SET EXERCISE – Extract the listing below in full, unchanged.

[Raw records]
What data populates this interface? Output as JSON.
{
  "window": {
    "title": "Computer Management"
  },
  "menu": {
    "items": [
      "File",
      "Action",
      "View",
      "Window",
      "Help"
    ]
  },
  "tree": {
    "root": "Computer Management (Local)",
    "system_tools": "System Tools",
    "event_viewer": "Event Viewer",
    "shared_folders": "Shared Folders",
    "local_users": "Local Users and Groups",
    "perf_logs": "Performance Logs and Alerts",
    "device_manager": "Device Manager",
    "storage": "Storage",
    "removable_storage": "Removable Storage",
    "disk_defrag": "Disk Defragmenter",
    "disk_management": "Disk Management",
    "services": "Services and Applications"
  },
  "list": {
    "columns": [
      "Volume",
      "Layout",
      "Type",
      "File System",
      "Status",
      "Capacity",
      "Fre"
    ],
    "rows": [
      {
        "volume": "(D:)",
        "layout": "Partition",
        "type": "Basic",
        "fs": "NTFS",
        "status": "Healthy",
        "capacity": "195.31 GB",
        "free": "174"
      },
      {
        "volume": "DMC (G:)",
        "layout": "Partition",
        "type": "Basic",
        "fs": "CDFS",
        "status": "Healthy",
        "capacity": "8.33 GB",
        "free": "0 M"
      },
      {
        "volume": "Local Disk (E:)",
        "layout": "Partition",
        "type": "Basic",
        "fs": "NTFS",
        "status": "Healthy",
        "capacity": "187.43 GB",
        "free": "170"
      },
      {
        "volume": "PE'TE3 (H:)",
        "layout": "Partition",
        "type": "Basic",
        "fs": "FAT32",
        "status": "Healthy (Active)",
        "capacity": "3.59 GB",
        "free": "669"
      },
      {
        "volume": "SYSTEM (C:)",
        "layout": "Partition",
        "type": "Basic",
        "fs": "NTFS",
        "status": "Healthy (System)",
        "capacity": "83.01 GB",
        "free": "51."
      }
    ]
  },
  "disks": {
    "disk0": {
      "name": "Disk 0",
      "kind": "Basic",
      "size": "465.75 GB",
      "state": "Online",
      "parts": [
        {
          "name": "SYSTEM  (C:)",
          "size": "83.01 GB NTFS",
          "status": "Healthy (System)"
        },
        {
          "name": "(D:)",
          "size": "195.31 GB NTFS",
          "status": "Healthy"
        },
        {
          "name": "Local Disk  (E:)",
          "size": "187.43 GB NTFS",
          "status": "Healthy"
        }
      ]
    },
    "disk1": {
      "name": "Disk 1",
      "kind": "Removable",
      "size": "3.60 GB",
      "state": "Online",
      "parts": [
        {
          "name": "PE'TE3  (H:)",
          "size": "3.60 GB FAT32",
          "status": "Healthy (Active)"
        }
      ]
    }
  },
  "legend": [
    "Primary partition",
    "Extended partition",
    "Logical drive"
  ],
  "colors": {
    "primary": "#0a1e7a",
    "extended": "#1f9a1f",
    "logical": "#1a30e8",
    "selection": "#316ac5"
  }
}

EXERCISE SOLUTION –
What data populates this interface? Output as JSON.
{
  "window": {
    "title": "Computer Management"
  },
  "menu": {
    "items": [
      "File",
      "Action",
      "View",
      "Window",
      "Help"
    ]
  },
  "tree": {
    "root": "Computer Management (Local)",
    "system_tools": "System Tools",
    "event_viewer": "Event Viewer",
    "shared_folders": "Shared Folders",
    "local_users": "Local Users and Groups",
    "perf_logs": "Performance Logs and Alerts",
    "device_manager": "Device Manager",
    "storage": "Storage",
    "removable_storage": "Removable Storage",
    "disk_defrag": "Disk Defragmenter",
    "disk_management": "Disk Management",
    "services": "Services and Applications"
  },
  "list": {
    "columns": [
      "Volume",
      "Layout",
      "Type",
      "File System",
      "Status",
      "Capacity",
      "Fre"
    ],
    "rows": [
      {
        "volume": "(D:)",
        "layout": "Partition",
        "type": "Basic",
        "fs": "NTFS",
        "status": "Healthy",
        "capacity": "195.31 GB",
        "free": "174"
      },
      {
        "volume": "DMC (G:)",
        "layout": "Partition",
        "type": "Basic",
        "fs": "CDFS",
        "status": "Healthy",
        "capacity": "8.33 GB",
        "free": "0 M"
      },
      {
        "volume": "Local Disk (E:)",
        "layout": "Partition",
        "type": "Basic",
        "fs": "NTFS",
        "status": "Healthy",
        "capacity": "187.43 GB",
        "free": "170"
      },
      {
        "volume": "PE'TE3 (H:)",
        "layout": "Partition",
        "type": "Basic",
        "fs": "FAT32",
        "status": "Healthy (Active)",
        "capacity": "3.59 GB",
        "free": "669"
      },
      {
        "volume": "SYSTEM (C:)",
        "layout": "Partition",
        "type": "Basic",
        "fs": "NTFS",
        "status": "Healthy (System)",
        "capacity": "83.01 GB",
        "free": "51."
      }
    ]
  },
  "disks": {
    "disk0": {
      "name": "Disk 0",
      "kind": "Basic",
      "size": "465.75 GB",
      "state": "Online",
      "parts": [
        {
          "name": "SYSTEM  (C:)",
          "size": "83.01 GB NTFS",
          "status": "Healthy (System)"
        },
        {
          "name": "(D:)",
          "size": "195.31 GB NTFS",
          "status": "Healthy"
        },
        {
          "name": "Local Disk  (E:)",
          "size": "187.43 GB NTFS",
          "status": "Healthy"
        }
      ]
    },
    "disk1": {
      "name": "Disk 1",
      "kind": "Removable",
      "size": "3.60 GB",
      "state": "Online",
      "parts": [
        {
          "name": "PE'TE3  (H:)",
          "size": "3.60 GB FAT32",
          "status": "Healthy (Active)"
        }
      ]
    }
  },
  "legend": [
    "Primary partition",
    "Extended partition",
    "Logical drive"
  ],
  "colors": {
    "primary": "#0a1e7a",
    "extended": "#1f9a1f",
    "logical": "#1a30e8",
    "selection": "#316ac5"
  }
}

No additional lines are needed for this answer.